**Task to carry out:** Go through the data below. Pull out every line that has the word "relative".

**Dataset entries:**
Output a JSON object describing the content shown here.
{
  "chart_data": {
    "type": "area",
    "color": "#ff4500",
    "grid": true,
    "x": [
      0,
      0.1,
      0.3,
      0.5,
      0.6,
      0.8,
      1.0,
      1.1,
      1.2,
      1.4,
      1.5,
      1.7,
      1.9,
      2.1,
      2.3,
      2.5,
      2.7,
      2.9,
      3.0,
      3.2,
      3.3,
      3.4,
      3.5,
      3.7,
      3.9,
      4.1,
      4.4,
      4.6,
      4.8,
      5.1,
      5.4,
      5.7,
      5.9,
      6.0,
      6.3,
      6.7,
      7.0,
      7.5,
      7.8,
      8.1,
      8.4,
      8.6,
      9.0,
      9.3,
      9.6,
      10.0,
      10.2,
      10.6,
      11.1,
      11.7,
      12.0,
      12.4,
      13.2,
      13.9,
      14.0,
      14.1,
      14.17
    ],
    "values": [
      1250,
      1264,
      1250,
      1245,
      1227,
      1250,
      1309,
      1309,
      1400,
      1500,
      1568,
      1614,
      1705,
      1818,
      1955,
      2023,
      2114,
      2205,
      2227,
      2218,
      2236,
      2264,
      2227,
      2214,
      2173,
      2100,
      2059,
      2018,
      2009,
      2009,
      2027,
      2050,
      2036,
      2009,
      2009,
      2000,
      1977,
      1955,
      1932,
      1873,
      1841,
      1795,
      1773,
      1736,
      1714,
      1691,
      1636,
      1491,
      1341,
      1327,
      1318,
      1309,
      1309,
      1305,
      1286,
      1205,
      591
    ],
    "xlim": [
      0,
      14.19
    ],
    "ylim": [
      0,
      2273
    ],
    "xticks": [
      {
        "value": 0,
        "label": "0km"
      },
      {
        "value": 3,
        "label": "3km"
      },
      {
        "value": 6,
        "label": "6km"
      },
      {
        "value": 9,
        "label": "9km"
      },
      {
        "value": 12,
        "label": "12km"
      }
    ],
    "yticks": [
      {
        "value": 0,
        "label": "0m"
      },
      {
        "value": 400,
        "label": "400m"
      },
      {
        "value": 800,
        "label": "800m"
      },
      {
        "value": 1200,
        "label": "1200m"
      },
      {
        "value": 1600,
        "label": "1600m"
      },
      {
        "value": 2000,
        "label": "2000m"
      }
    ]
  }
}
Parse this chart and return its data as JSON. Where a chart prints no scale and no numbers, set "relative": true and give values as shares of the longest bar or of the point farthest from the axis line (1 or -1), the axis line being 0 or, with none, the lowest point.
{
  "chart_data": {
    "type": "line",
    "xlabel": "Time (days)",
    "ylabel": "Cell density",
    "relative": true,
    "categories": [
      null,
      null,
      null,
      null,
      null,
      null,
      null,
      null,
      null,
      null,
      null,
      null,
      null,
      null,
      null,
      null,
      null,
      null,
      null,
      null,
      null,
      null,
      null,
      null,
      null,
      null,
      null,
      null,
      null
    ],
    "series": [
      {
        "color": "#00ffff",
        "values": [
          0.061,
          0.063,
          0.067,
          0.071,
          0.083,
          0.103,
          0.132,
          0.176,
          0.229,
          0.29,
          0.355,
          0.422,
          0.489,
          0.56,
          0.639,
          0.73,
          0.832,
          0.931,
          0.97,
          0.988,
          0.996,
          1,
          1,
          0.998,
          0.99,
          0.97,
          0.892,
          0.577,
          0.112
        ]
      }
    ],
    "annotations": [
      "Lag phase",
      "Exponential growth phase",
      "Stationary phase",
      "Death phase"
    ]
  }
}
==
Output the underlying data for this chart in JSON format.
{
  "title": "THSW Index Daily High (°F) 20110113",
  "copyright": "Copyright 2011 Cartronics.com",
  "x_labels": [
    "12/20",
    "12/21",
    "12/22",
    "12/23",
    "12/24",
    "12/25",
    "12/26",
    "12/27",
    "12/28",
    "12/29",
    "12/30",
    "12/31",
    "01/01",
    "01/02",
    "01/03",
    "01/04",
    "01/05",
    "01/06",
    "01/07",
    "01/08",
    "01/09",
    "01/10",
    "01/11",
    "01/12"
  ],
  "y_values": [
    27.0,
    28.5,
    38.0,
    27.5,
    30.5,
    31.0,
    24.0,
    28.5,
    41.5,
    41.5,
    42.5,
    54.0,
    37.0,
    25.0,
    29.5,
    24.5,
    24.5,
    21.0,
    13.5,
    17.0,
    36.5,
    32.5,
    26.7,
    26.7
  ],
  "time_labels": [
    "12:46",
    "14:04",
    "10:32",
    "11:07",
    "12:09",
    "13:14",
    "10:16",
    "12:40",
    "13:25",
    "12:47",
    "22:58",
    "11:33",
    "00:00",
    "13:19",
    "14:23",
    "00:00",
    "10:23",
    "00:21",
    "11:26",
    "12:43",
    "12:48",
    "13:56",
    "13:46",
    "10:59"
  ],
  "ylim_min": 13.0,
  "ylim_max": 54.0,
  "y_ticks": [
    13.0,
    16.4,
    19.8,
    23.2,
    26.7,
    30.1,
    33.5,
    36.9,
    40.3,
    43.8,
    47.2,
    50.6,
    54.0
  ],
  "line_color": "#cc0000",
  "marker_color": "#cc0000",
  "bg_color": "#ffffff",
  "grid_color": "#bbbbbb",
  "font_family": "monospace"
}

**The solution:**
Parse this chart and return its data as JSON. Where a chart prints no scale and no numbers, set "relative": true and give values as shares of the longest bar or of the point farthest from the axis line (1 or -1), the axis line being 0 or, with none, the lowest point.
    "relative": true,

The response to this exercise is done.